• **TASK DETAILS**: Tell how many lines include the string "name". Answer with a single number.

Entries from a dataset:
****************

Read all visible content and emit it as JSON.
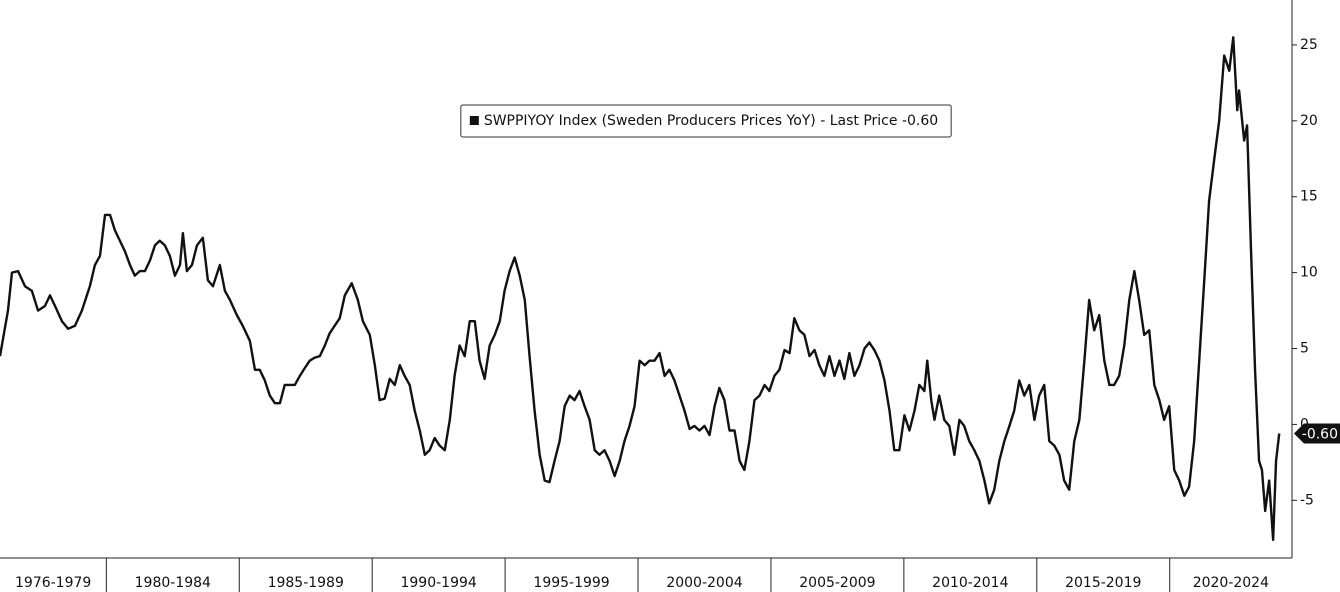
{
  "chart_data": {
    "type": "line",
    "x": [
      1976.0,
      1976.3,
      1976.45,
      1976.68,
      1976.94,
      1977.2,
      1977.43,
      1977.69,
      1977.88,
      1978.07,
      1978.33,
      1978.56,
      1978.82,
      1979.08,
      1979.38,
      1979.57,
      1979.76,
      1979.95,
      1980.14,
      1980.32,
      1980.51,
      1980.7,
      1980.89,
      1981.07,
      1981.26,
      1981.45,
      1981.64,
      1981.83,
      1982.01,
      1982.2,
      1982.39,
      1982.58,
      1982.77,
      1982.88,
      1983.03,
      1983.22,
      1983.41,
      1983.63,
      1983.82,
      1984.01,
      1984.27,
      1984.46,
      1984.65,
      1984.91,
      1985.13,
      1985.4,
      1985.59,
      1985.77,
      1985.96,
      1986.15,
      1986.34,
      1986.53,
      1986.71,
      1986.9,
      1987.09,
      1987.28,
      1987.46,
      1987.65,
      1987.84,
      1988.03,
      1988.22,
      1988.4,
      1988.59,
      1988.78,
      1988.97,
      1989.23,
      1989.46,
      1989.65,
      1989.91,
      1990.1,
      1990.28,
      1990.47,
      1990.66,
      1990.85,
      1991.04,
      1991.22,
      1991.41,
      1991.6,
      1991.79,
      1991.98,
      1992.16,
      1992.35,
      1992.54,
      1992.73,
      1992.92,
      1993.1,
      1993.29,
      1993.48,
      1993.67,
      1993.86,
      1994.04,
      1994.23,
      1994.42,
      1994.61,
      1994.8,
      1994.98,
      1995.17,
      1995.36,
      1995.55,
      1995.74,
      1995.92,
      1996.11,
      1996.3,
      1996.49,
      1996.67,
      1996.86,
      1997.05,
      1997.24,
      1997.43,
      1997.61,
      1997.8,
      1997.99,
      1998.18,
      1998.37,
      1998.55,
      1998.74,
      1998.93,
      1999.12,
      1999.31,
      1999.49,
      1999.68,
      1999.87,
      2000.06,
      2000.25,
      2000.43,
      2000.62,
      2000.81,
      2001.0,
      2001.18,
      2001.37,
      2001.56,
      2001.75,
      2001.94,
      2002.12,
      2002.31,
      2002.5,
      2002.69,
      2002.88,
      2003.06,
      2003.25,
      2003.44,
      2003.63,
      2003.82,
      2004.0,
      2004.19,
      2004.38,
      2004.57,
      2004.76,
      2004.94,
      2005.13,
      2005.32,
      2005.51,
      2005.7,
      2005.88,
      2006.07,
      2006.26,
      2006.45,
      2006.64,
      2006.82,
      2007.01,
      2007.2,
      2007.39,
      2007.58,
      2007.76,
      2007.95,
      2008.14,
      2008.33,
      2008.52,
      2008.7,
      2008.89,
      2009.08,
      2009.27,
      2009.46,
      2009.64,
      2009.83,
      2010.02,
      2010.21,
      2010.4,
      2010.58,
      2010.77,
      2010.88,
      2011.03,
      2011.15,
      2011.33,
      2011.52,
      2011.71,
      2011.9,
      2012.09,
      2012.27,
      2012.46,
      2012.65,
      2012.84,
      2013.03,
      2013.21,
      2013.4,
      2013.59,
      2013.78,
      2013.97,
      2014.15,
      2014.34,
      2014.53,
      2014.72,
      2014.91,
      2015.09,
      2015.28,
      2015.47,
      2015.66,
      2015.85,
      2016.03,
      2016.22,
      2016.41,
      2016.6,
      2016.79,
      2016.97,
      2017.16,
      2017.35,
      2017.54,
      2017.73,
      2017.91,
      2018.1,
      2018.29,
      2018.48,
      2018.67,
      2018.85,
      2019.04,
      2019.23,
      2019.42,
      2019.61,
      2019.79,
      2019.98,
      2020.17,
      2020.36,
      2020.55,
      2020.73,
      2020.92,
      2021.11,
      2021.3,
      2021.48,
      2021.67,
      2021.86,
      2022.05,
      2022.24,
      2022.39,
      2022.54,
      2022.61,
      2022.8,
      2022.91,
      2023.06,
      2023.21,
      2023.36,
      2023.47,
      2023.59,
      2023.74,
      2023.89,
      2024.0,
      2024.12
    ],
    "series": [
      {
        "name": "SWPPIYOY Index (Sweden Producers Prices YoY) - Last Price -0.60",
        "color": "#111111",
        "values": [
          4.5,
          7.5,
          10.0,
          10.1,
          9.1,
          8.8,
          7.5,
          7.8,
          8.5,
          7.8,
          6.8,
          6.3,
          6.5,
          7.5,
          9.1,
          10.5,
          11.1,
          13.8,
          13.8,
          12.8,
          12.1,
          11.4,
          10.5,
          9.8,
          10.1,
          10.1,
          10.8,
          11.8,
          12.1,
          11.8,
          11.1,
          9.8,
          10.5,
          12.6,
          10.1,
          10.5,
          11.8,
          12.3,
          9.5,
          9.1,
          10.5,
          8.8,
          8.2,
          7.2,
          6.5,
          5.5,
          3.6,
          3.6,
          2.9,
          1.9,
          1.4,
          1.4,
          2.6,
          2.6,
          2.6,
          3.2,
          3.7,
          4.2,
          4.4,
          4.5,
          5.2,
          6.0,
          6.5,
          7.0,
          8.5,
          9.3,
          8.2,
          6.8,
          5.9,
          3.9,
          1.6,
          1.7,
          3.0,
          2.6,
          3.9,
          3.2,
          2.6,
          0.9,
          -0.4,
          -2.0,
          -1.7,
          -0.9,
          -1.4,
          -1.7,
          0.3,
          3.2,
          5.2,
          4.5,
          6.8,
          6.8,
          4.2,
          3.0,
          5.2,
          5.9,
          6.8,
          8.8,
          10.1,
          11.0,
          9.8,
          8.2,
          4.5,
          0.9,
          -2.0,
          -3.7,
          -3.8,
          -2.4,
          -1.1,
          1.2,
          1.9,
          1.6,
          2.2,
          1.2,
          0.3,
          -1.7,
          -2.0,
          -1.7,
          -2.4,
          -3.4,
          -2.4,
          -1.1,
          -0.1,
          1.2,
          4.2,
          3.9,
          4.2,
          4.2,
          4.7,
          3.2,
          3.6,
          2.9,
          1.9,
          0.9,
          -0.3,
          -0.1,
          -0.4,
          -0.1,
          -0.7,
          1.2,
          2.4,
          1.6,
          -0.4,
          -0.4,
          -2.4,
          -3.0,
          -1.1,
          1.6,
          1.9,
          2.6,
          2.2,
          3.2,
          3.6,
          4.9,
          4.7,
          7.0,
          6.2,
          5.9,
          4.5,
          4.9,
          3.9,
          3.2,
          4.5,
          3.2,
          4.2,
          3.0,
          4.7,
          3.2,
          3.9,
          5.0,
          5.4,
          4.9,
          4.2,
          2.9,
          0.9,
          -1.7,
          -1.7,
          0.6,
          -0.4,
          0.9,
          2.6,
          2.2,
          4.2,
          1.6,
          0.3,
          1.9,
          0.3,
          -0.1,
          -2.0,
          0.3,
          -0.1,
          -1.1,
          -1.7,
          -2.4,
          -3.7,
          -5.2,
          -4.3,
          -2.4,
          -1.1,
          -0.1,
          0.9,
          2.9,
          1.9,
          2.6,
          0.3,
          1.9,
          2.6,
          -1.1,
          -1.4,
          -2.0,
          -3.7,
          -4.3,
          -1.1,
          0.3,
          4.2,
          8.2,
          6.2,
          7.2,
          4.2,
          2.6,
          2.6,
          3.2,
          5.2,
          8.2,
          10.1,
          8.2,
          5.9,
          6.2,
          2.6,
          1.6,
          0.3,
          1.2,
          -3.0,
          -3.7,
          -4.7,
          -4.1,
          -1.1,
          4.2,
          9.5,
          14.7,
          17.4,
          20.0,
          24.3,
          23.3,
          25.5,
          20.7,
          22.0,
          18.7,
          19.7,
          11.4,
          3.6,
          -2.4,
          -3.0,
          -5.7,
          -3.7,
          -7.6,
          -2.4,
          -0.6
        ],
        "last_price_label": "-0.60"
      }
    ],
    "x_periods": [
      {
        "label": "1976-1979",
        "start": 1976,
        "end": 1980
      },
      {
        "label": "1980-1984",
        "start": 1980,
        "end": 1985
      },
      {
        "label": "1985-1989",
        "start": 1985,
        "end": 1990
      },
      {
        "label": "1990-1994",
        "start": 1990,
        "end": 1995
      },
      {
        "label": "1995-1999",
        "start": 1995,
        "end": 2000
      },
      {
        "label": "2000-2004",
        "start": 2000,
        "end": 2005
      },
      {
        "label": "2005-2009",
        "start": 2005,
        "end": 2010
      },
      {
        "label": "2010-2014",
        "start": 2010,
        "end": 2015
      },
      {
        "label": "2015-2019",
        "start": 2015,
        "end": 2020
      },
      {
        "label": "2020-2024",
        "start": 2020,
        "end": 2024.6
      }
    ],
    "xlim": [
      1976,
      2024.6
    ],
    "ylim": [
      -8.8,
      27.96
    ],
    "yticks": [
      -5,
      0,
      5,
      10,
      15,
      20,
      25
    ],
    "y_axis_side": "right",
    "legend": "top-center"
  }
}
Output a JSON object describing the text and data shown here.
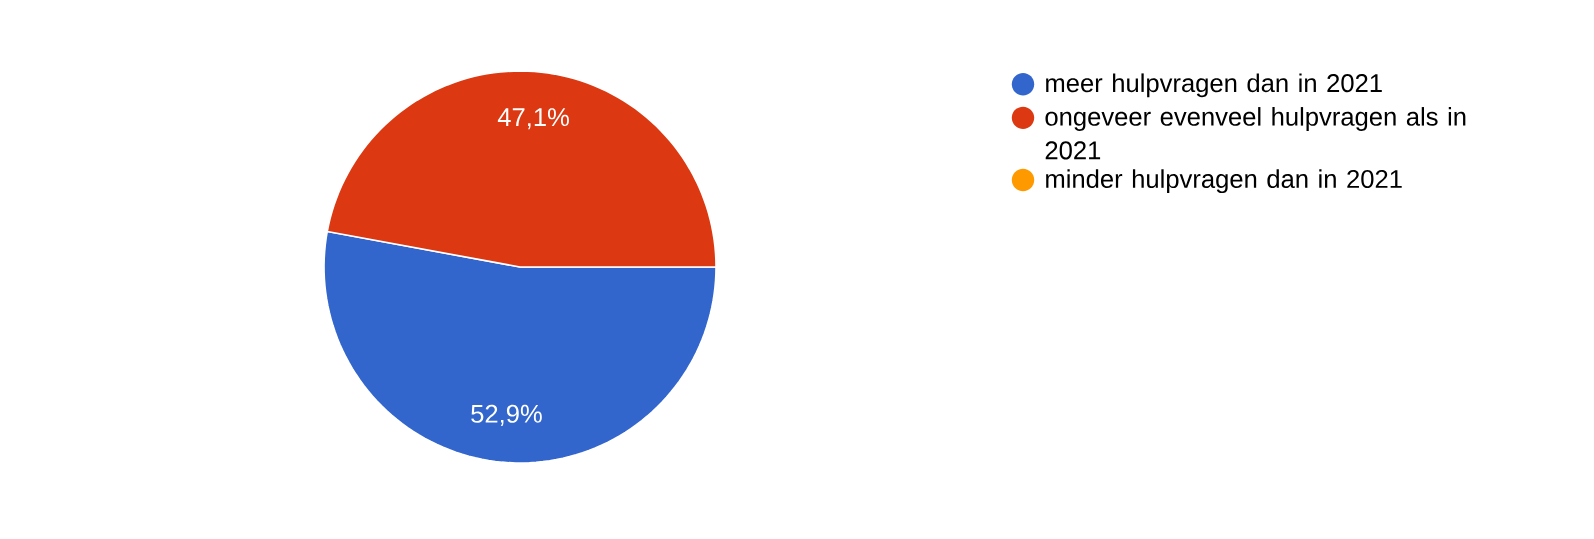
{
  "chart_data": {
    "type": "pie",
    "categories": [
      "meer hulpvragen dan in 2021",
      "ongeveer evenveel hulpvragen als in 2021",
      "minder hulpvragen dan in 2021"
    ],
    "values": [
      52.9,
      47.1,
      0
    ],
    "colors": [
      "#3366cc",
      "#dc3912",
      "#ff9900"
    ],
    "value_labels": [
      "52,9%",
      "47,1%",
      null
    ],
    "legend": "right"
  }
}
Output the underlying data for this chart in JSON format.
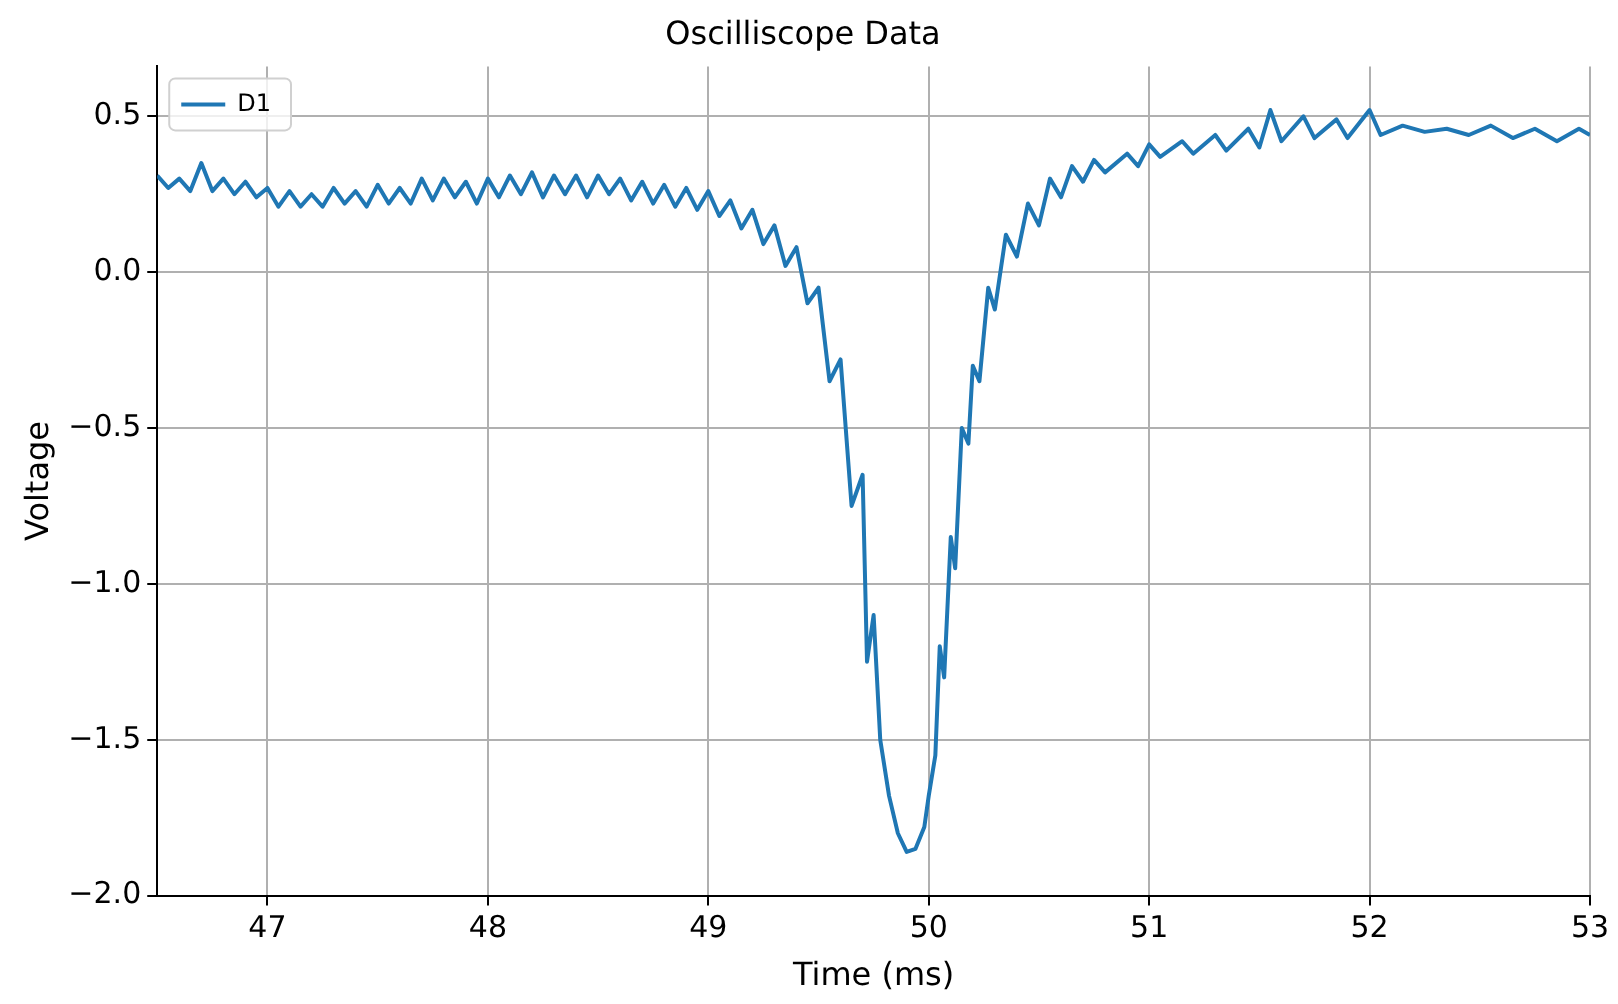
{
  "chart_data": {
    "type": "line",
    "title": "Oscilliscope Data",
    "xlabel": "Time (ms)",
    "ylabel": "Voltage",
    "x": [
      46.5,
      46.55,
      46.6,
      46.65,
      46.7,
      46.75,
      46.8,
      46.85,
      46.9,
      46.95,
      47,
      47.05,
      47.1,
      47.15,
      47.2,
      47.25,
      47.3,
      47.35,
      47.4,
      47.45,
      47.5,
      47.55,
      47.6,
      47.65,
      47.7,
      47.75,
      47.8,
      47.85,
      47.9,
      47.95,
      48,
      48.05,
      48.1,
      48.15,
      48.2,
      48.25,
      48.3,
      48.35,
      48.4,
      48.45,
      48.5,
      48.55,
      48.6,
      48.65,
      48.7,
      48.75,
      48.8,
      48.85,
      48.9,
      48.95,
      49,
      49.05,
      49.1,
      49.15,
      49.2,
      49.25,
      49.3,
      49.35,
      49.4,
      49.45,
      49.5,
      49.55,
      49.6,
      49.65,
      49.7,
      49.72,
      49.75,
      49.78,
      49.82,
      49.86,
      49.9,
      49.94,
      49.98,
      50,
      50.03,
      50.05,
      50.07,
      50.1,
      50.12,
      50.15,
      50.18,
      50.2,
      50.23,
      50.27,
      50.3,
      50.35,
      50.4,
      50.45,
      50.5,
      50.55,
      50.6,
      50.65,
      50.7,
      50.75,
      50.8,
      50.9,
      50.95,
      51,
      51.05,
      51.15,
      51.2,
      51.3,
      51.35,
      51.45,
      51.5,
      51.55,
      51.6,
      51.7,
      51.75,
      51.85,
      51.9,
      52,
      52.05,
      52.15,
      52.25,
      52.35,
      52.45,
      52.55,
      52.65,
      52.75,
      52.85,
      52.95,
      53
    ],
    "series": [
      {
        "name": "D1",
        "color": "#1f77b4",
        "values": [
          0.31,
          0.27,
          0.3,
          0.26,
          0.35,
          0.26,
          0.3,
          0.25,
          0.29,
          0.24,
          0.27,
          0.21,
          0.26,
          0.21,
          0.25,
          0.21,
          0.27,
          0.22,
          0.26,
          0.21,
          0.28,
          0.22,
          0.27,
          0.22,
          0.3,
          0.23,
          0.3,
          0.24,
          0.29,
          0.22,
          0.3,
          0.24,
          0.31,
          0.25,
          0.32,
          0.24,
          0.31,
          0.25,
          0.31,
          0.24,
          0.31,
          0.25,
          0.3,
          0.23,
          0.29,
          0.22,
          0.28,
          0.21,
          0.27,
          0.2,
          0.26,
          0.18,
          0.23,
          0.14,
          0.2,
          0.09,
          0.15,
          0.02,
          0.08,
          -0.1,
          -0.05,
          -0.35,
          -0.28,
          -0.75,
          -0.65,
          -1.25,
          -1.1,
          -1.5,
          -1.68,
          -1.8,
          -1.86,
          -1.85,
          -1.78,
          -1.68,
          -1.55,
          -1.2,
          -1.3,
          -0.85,
          -0.95,
          -0.5,
          -0.55,
          -0.3,
          -0.35,
          -0.05,
          -0.12,
          0.12,
          0.05,
          0.22,
          0.15,
          0.3,
          0.24,
          0.34,
          0.29,
          0.36,
          0.32,
          0.38,
          0.34,
          0.41,
          0.37,
          0.42,
          0.38,
          0.44,
          0.39,
          0.46,
          0.4,
          0.52,
          0.42,
          0.5,
          0.43,
          0.49,
          0.43,
          0.52,
          0.44,
          0.47,
          0.45,
          0.46,
          0.44,
          0.47,
          0.43,
          0.46,
          0.42,
          0.46,
          0.44
        ]
      }
    ],
    "xlim": [
      46.5,
      53
    ],
    "xticks": [
      47,
      48,
      49,
      50,
      51,
      52,
      53
    ],
    "ylim": [
      -2,
      0.66
    ],
    "yticks": [
      {
        "value": -2,
        "label": "−2.0"
      },
      {
        "value": -1.5,
        "label": "−1.5"
      },
      {
        "value": -1,
        "label": "−1.0"
      },
      {
        "value": -0.5,
        "label": "−0.5"
      },
      {
        "value": 0,
        "label": "0.0"
      },
      {
        "value": 0.5,
        "label": "0.5"
      }
    ],
    "grid": true,
    "legend": "top left",
    "marker": "none",
    "line_style": "solid"
  }
}
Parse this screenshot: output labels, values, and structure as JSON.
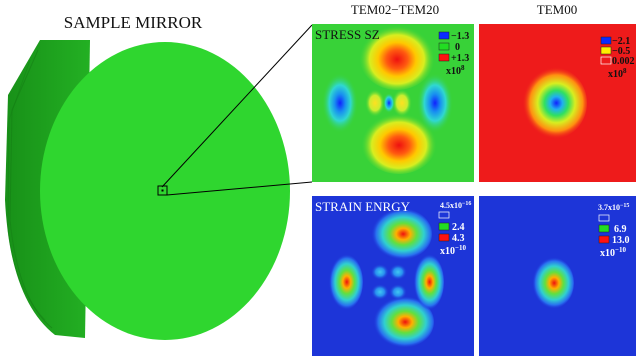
{
  "mirror": {
    "title": "SAMPLE MIRROR"
  },
  "columns": {
    "left": "TEM02−TEM20",
    "right": "TEM00"
  },
  "stress": {
    "label": "STRESS SZ",
    "left_legend": {
      "entries": [
        "−1.3",
        "0",
        "+1.3"
      ],
      "exponent_base": "x10",
      "exponent_power": "8"
    },
    "right_legend": {
      "entries": [
        "−2.1",
        "−0.5",
        "0.002"
      ],
      "exponent_base": "x10",
      "exponent_power": "8"
    }
  },
  "strain": {
    "label": "STRAIN ENRGY",
    "left_legend": {
      "top": "4.5x10",
      "top_power": "−16",
      "entries": [
        "2.4",
        "4.3"
      ],
      "exponent_base": "x10",
      "exponent_power": "−10"
    },
    "right_legend": {
      "top": "3.7x10",
      "top_power": "−15",
      "entries": [
        "6.9",
        "13.0"
      ],
      "exponent_base": "x10",
      "exponent_power": "−10"
    }
  },
  "colors": {
    "mirror_face": "#2fd62f",
    "mirror_side": "#1f9f1f",
    "stress_background": "#38d238",
    "tem00_stress_background": "#ee1b1b",
    "strain_background": "#1d35d8",
    "legend_blue": "#0b2bff",
    "legend_green": "#22dd22",
    "legend_yellow": "#ffee00",
    "legend_red": "#ff1111"
  }
}
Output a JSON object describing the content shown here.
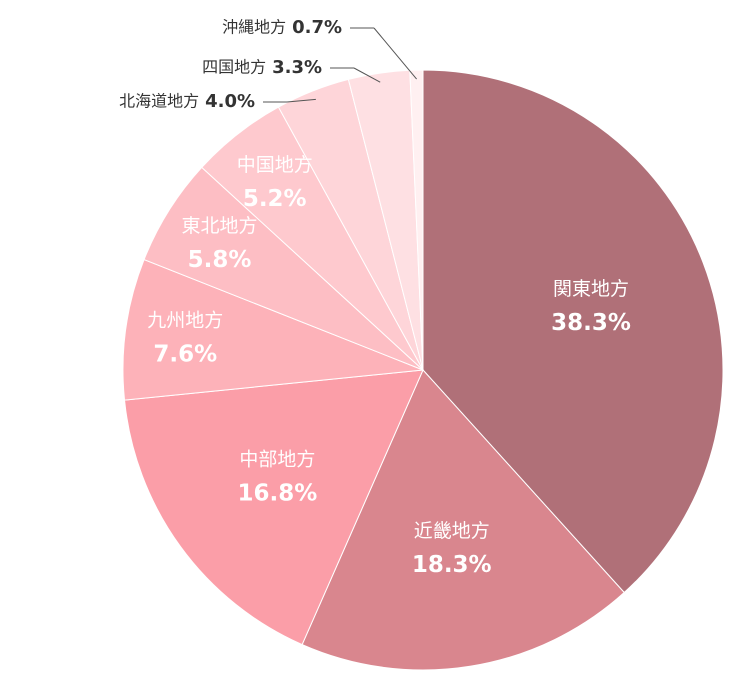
{
  "chart_data": {
    "type": "pie",
    "categories": [
      "関東地方",
      "近畿地方",
      "中部地方",
      "九州地方",
      "東北地方",
      "中国地方",
      "北海道地方",
      "四国地方",
      "沖縄地方"
    ],
    "values": [
      38.3,
      18.3,
      16.8,
      7.6,
      5.8,
      5.2,
      4.0,
      3.3,
      0.7
    ],
    "value_labels": [
      "38.3%",
      "18.3%",
      "16.8%",
      "7.6%",
      "5.8%",
      "5.2%",
      "4.0%",
      "3.3%",
      "0.7%"
    ],
    "colors": [
      "#b07078",
      "#d9868e",
      "#fb9ea8",
      "#fdb2b9",
      "#fdbec4",
      "#fec9ce",
      "#fed5d9",
      "#fee0e3",
      "#fff0f1"
    ]
  }
}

****************

• **RESPONSE**: 2